#### [DOCUMENT SECTION]
-- Start --

Sunday, February 28, 2010

New Book on "Helmira" Prison Camp

Pointe Coupee soldier inspires book

In a Memorial Day 2006 ceremony, author Diane Janowski places soil from Pointe Coupee Parish on the grave of Confederate soldier Michel Fortlouis in Woodlawn National Cemetery in Elmira, N.Y. Janowski said the story of Fortlouis, who died in the Elmira camp for prisoners of war, inspired her to write a book about some of the nearly 3,000 soldiers who died in captivity during the winter of 1864.


An Elmira, N.Y., writer and photographer credits the story of a Pointe Coupee Parish Confederate soldier for inspiring her to write a new book about an infamous Civil War prison camp in her hometown.

Michel Fortlouis, a member of the Pointe Coupee Artillery, had the misfortune of being captured near Clinton in 1864 and sent to the Elmira facility, where he became one of the 2,963 Confederates who died there in captivity. Confederate soldiers named the camp “Hellmira,” according to a history of the prison on the city of Elmira’s Web site.

Diane Janowski said she mentioned the prison camp when she and fellow photographer Allen C. Smith visited with New Roads historian Brian Costello several years ago.
“I just started asking him if he knew anybody who was captured and brought up here. He thought there was one, Mr. Fortlouis, and I just started doing research on him,” Janowski said.

-- End --

#### [GIVEN INFORMATION]
-- Start --

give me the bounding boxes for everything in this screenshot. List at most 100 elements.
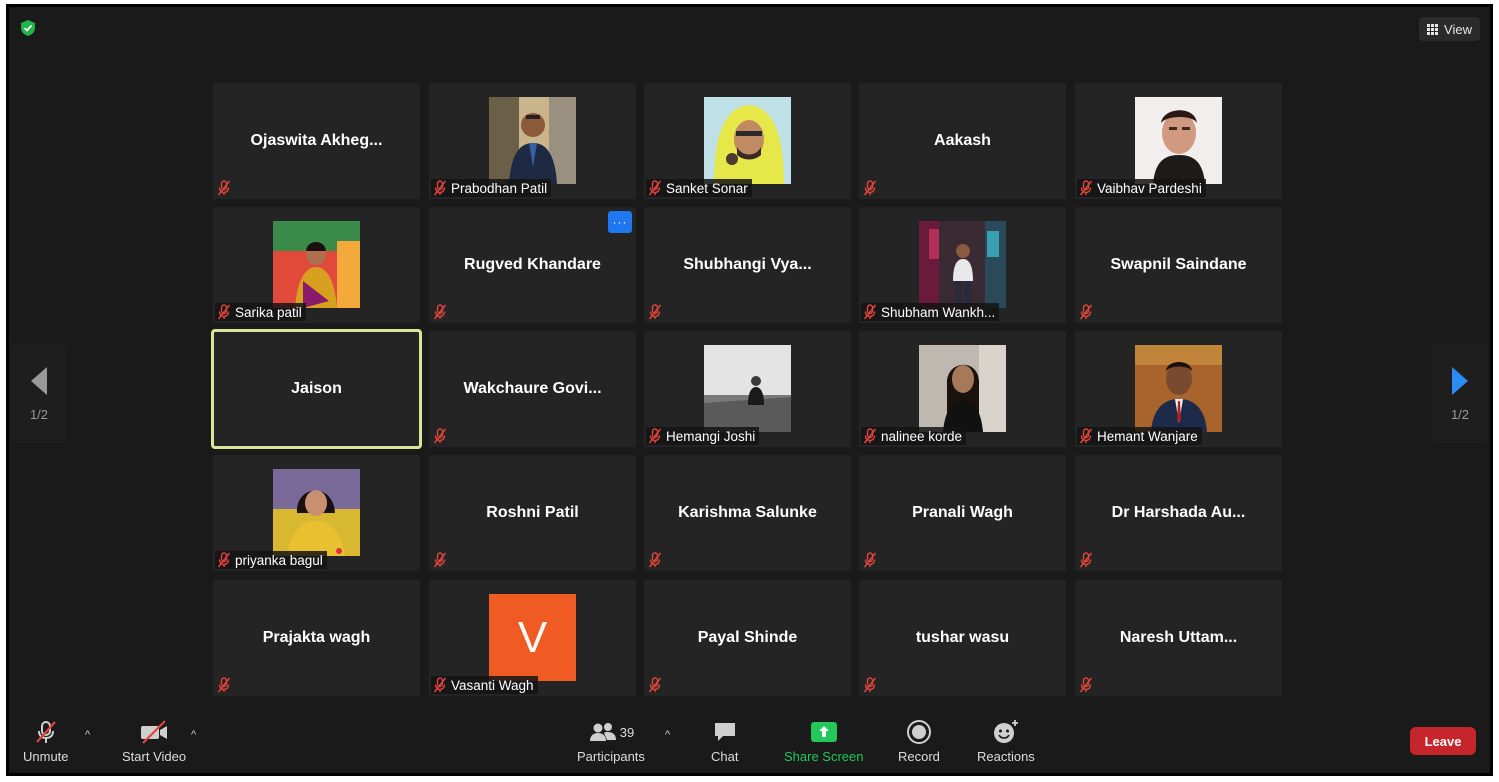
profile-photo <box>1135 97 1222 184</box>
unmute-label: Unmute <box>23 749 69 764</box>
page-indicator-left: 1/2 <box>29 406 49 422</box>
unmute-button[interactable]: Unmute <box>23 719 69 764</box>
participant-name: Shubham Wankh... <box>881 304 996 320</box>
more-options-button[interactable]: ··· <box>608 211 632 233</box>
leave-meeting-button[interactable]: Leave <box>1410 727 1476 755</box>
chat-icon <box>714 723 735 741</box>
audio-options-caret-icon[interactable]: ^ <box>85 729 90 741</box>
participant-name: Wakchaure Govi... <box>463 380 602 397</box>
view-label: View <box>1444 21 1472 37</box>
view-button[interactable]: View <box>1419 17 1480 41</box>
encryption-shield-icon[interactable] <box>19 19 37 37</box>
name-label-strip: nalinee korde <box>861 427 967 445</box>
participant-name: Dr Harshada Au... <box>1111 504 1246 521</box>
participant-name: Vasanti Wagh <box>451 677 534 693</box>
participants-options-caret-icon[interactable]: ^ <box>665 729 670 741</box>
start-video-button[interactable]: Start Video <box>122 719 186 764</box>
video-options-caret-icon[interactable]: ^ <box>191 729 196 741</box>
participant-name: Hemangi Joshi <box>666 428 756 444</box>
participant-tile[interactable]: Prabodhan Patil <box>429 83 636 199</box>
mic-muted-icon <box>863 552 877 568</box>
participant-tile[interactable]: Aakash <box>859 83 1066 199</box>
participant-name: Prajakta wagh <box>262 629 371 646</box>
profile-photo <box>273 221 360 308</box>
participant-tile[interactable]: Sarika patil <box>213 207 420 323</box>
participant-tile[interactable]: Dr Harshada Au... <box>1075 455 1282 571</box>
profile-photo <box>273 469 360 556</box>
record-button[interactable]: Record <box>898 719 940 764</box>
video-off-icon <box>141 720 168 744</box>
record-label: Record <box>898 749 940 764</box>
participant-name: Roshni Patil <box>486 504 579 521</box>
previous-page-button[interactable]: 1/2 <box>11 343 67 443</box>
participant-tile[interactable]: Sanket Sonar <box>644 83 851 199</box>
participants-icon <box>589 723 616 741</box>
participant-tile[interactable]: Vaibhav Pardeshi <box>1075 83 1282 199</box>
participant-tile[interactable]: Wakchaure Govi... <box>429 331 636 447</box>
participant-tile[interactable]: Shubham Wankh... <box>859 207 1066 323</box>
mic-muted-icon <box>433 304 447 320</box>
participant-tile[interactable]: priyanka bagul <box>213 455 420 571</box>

-- End --

#### [JOB 1]
In the article about the new book on the Elmira prison camp, which unit was Michel Fortlouis a member of?
#### [JOB 2]
Resume the article about the new book on the Elmira prison camp, picking up after its final sentence.

#### [RESULT 1]
The Pointe Coupee Artillery.

#### [RESULT 2]
Costello, who has written extensively on Pointe Coupee history, said he was aware of Fortlouis but had not done any research on him or his two brothers who served in the Civil War.
He said his grandmother had a cousin who married into the Fortlouis family, but no one by that name now lives in the parish.

Before she returned to Elmira, Janowski scooped up some Pointe Coupee cane field soil and eventually took it to Woodlawn National Cemetery in Elmira. “It was powerful. Right after I talked to Brian, I scooped up some dirt because I wanted some to put on his (Fortlouis) grave the next time I was there. It was Memorial Day, 2006, and I had my own little ceremony right here in Elmira. It was just a personal little ceremony, but still it was very meaningful,” she said.
Using Internet sites, Janowski was able to find more information about Fortlouis. “He was pretty well documented, so he was pretty easy to track. I didn’t do a lot of genealogy on him because I just wanted to know how he got from there to here,” she said.

Fortlouis and his brothers enlisted in June 1861 and served in the siege of Vicksburg. His unit then joined the Army of Tennessee, which was active in the Atlanta campaign, Janowski said.
Union troops captured Fortlouis on Aug. 20, 1864, in Clinton. He was sent to Ship Island, Miss., in October of that year, and transferred to Elmira Prison about a month later. He died 10 days after his arrival. “I believe he deserted. He went missing about the time of the siege of Atlanta, and he was reported AWOL,” Janowski said. “Just recently I read that they sort of knew he was over in Clinton, and somehow they must have picked him up as he was walking back to New Roads.”

Although Fortlouis inspired the book, and Janowski found out as much as she could about him, she also expanded her research to talk to descendants of other Confederate soldiers sent to the camp. The result is her book, “In Their Honor: Soldiers of the Confederacy — The Elmira Prison Camp,” published through New York History Review Press.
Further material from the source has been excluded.